▶ REQUEST
The records below are to be quoted in full; please keep every word exact.

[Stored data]
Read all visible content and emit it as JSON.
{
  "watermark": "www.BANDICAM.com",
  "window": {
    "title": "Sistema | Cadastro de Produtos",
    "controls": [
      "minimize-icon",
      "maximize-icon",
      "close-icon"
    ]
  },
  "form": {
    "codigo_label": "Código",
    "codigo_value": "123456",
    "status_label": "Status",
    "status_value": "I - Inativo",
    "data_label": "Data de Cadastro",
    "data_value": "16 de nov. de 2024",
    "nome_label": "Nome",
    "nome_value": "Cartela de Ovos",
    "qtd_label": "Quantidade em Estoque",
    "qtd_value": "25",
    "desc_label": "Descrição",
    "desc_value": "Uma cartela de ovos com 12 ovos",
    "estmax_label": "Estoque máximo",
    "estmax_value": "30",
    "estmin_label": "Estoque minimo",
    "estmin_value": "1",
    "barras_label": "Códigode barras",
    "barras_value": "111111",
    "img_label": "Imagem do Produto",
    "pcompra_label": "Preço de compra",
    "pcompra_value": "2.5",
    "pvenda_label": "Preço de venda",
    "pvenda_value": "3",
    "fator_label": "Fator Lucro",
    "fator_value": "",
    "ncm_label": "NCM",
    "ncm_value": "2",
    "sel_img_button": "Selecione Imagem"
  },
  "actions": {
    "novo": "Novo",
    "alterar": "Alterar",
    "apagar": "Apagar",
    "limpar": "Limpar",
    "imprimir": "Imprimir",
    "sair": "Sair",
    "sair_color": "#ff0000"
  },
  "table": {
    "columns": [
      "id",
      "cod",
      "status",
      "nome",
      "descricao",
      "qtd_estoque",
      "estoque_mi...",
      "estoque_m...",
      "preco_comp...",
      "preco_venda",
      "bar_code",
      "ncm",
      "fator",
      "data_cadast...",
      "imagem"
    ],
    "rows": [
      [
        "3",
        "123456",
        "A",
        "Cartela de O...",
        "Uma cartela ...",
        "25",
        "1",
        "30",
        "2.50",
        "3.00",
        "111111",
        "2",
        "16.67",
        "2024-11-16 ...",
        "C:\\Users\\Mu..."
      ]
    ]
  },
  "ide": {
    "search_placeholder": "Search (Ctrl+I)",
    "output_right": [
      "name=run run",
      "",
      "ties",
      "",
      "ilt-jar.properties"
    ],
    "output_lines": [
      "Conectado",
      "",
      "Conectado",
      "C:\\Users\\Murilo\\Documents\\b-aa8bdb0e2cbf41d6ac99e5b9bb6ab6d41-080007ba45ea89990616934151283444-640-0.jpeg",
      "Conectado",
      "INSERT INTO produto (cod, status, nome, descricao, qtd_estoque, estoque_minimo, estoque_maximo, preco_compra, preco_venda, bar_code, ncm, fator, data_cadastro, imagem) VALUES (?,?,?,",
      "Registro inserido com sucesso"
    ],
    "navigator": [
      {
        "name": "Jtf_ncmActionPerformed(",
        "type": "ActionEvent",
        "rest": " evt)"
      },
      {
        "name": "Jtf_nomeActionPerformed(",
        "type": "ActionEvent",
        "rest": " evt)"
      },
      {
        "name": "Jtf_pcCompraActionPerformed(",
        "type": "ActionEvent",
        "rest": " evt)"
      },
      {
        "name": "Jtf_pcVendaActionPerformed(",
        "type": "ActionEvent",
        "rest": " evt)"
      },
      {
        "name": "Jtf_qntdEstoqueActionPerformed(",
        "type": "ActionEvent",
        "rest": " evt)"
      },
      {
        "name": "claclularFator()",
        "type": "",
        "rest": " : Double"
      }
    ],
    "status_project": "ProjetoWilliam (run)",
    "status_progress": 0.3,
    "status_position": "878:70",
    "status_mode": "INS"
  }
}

▶ SOLUTION TO THE EXERCISE
Read all visible content and emit it as JSON.
{
  "watermark": "www.BANDICAM.com",
  "window": {
    "title": "Sistema | Cadastro de Produtos",
    "controls": [
      "minimize-icon",
      "maximize-icon",
      "close-icon"
    ]
  },
  "form": {
    "codigo_label": "Código",
    "codigo_value": "123456",
    "status_label": "Status",
    "status_value": "I - Inativo",
    "data_label": "Data de Cadastro",
    "data_value": "16 de nov. de 2024",
    "nome_label": "Nome",
    "nome_value": "Cartela de Ovos",
    "qtd_label": "Quantidade em Estoque",
    "qtd_value": "25",
    "desc_label": "Descrição",
    "desc_value": "Uma cartela de ovos com 12 ovos",
    "estmax_label": "Estoque máximo",
    "estmax_value": "30",
    "estmin_label": "Estoque minimo",
    "estmin_value": "1",
    "barras_label": "Códigode barras",
    "barras_value": "111111",
    "img_label": "Imagem do Produto",
    "pcompra_label": "Preço de compra",
    "pcompra_value": "2.5",
    "pvenda_label": "Preço de venda",
    "pvenda_value": "3",
    "fator_label": "Fator Lucro",
    "fator_value": "",
    "ncm_label": "NCM",
    "ncm_value": "2",
    "sel_img_button": "Selecione Imagem"
  },
  "actions": {
    "novo": "Novo",
    "alterar": "Alterar",
    "apagar": "Apagar",
    "limpar": "Limpar",
    "imprimir": "Imprimir",
    "sair": "Sair",
    "sair_color": "#ff0000"
  },
  "table": {
    "columns": [
      "id",
      "cod",
      "status",
      "nome",
      "descricao",
      "qtd_estoque",
      "estoque_mi...",
      "estoque_m...",
      "preco_comp...",
      "preco_venda",
      "bar_code",
      "ncm",
      "fator",
      "data_cadast...",
      "imagem"
    ],
    "rows": [
      [
        "3",
        "123456",
        "A",
        "Cartela de O...",
        "Uma cartela ...",
        "25",
        "1",
        "30",
        "2.50",
        "3.00",
        "111111",
        "2",
        "16.67",
        "2024-11-16 ...",
        "C:\\Users\\Mu..."
      ]
    ]
  },
  "ide": {
    "search_placeholder": "Search (Ctrl+I)",
    "output_right": [
      "name=run run",
      "",
      "ties",
      "",
      "ilt-jar.properties"
    ],
    "output_lines": [
      "Conectado",
      "",
      "Conectado",
      "C:\\Users\\Murilo\\Documents\\b-aa8bdb0e2cbf41d6ac99e5b9bb6ab6d41-080007ba45ea89990616934151283444-640-0.jpeg",
      "Conectado",
      "INSERT INTO produto (cod, status, nome, descricao, qtd_estoque, estoque_minimo, estoque_maximo, preco_compra, preco_venda, bar_code, ncm, fator, data_cadastro, imagem) VALUES (?,?,?,",
      "Registro inserido com sucesso"
    ],
    "navigator": [
      {
        "name": "Jtf_ncmActionPerformed(",
        "type": "ActionEvent",
        "rest": " evt)"
      },
      {
        "name": "Jtf_nomeActionPerformed(",
        "type": "ActionEvent",
        "rest": " evt)"
      },
      {
        "name": "Jtf_pcCompraActionPerformed(",
        "type": "ActionEvent",
        "rest": " evt)"
      },
      {
        "name": "Jtf_pcVendaActionPerformed(",
        "type": "ActionEvent",
        "rest": " evt)"
      },
      {
        "name": "Jtf_qntdEstoqueActionPerformed(",
        "type": "ActionEvent",
        "rest": " evt)"
      },
      {
        "name": "claclularFator()",
        "type": "",
        "rest": " : Double"
      }
    ],
    "status_project": "ProjetoWilliam (run)",
    "status_progress": 0.3,
    "status_position": "878:70",
    "status_mode": "INS"
  }
}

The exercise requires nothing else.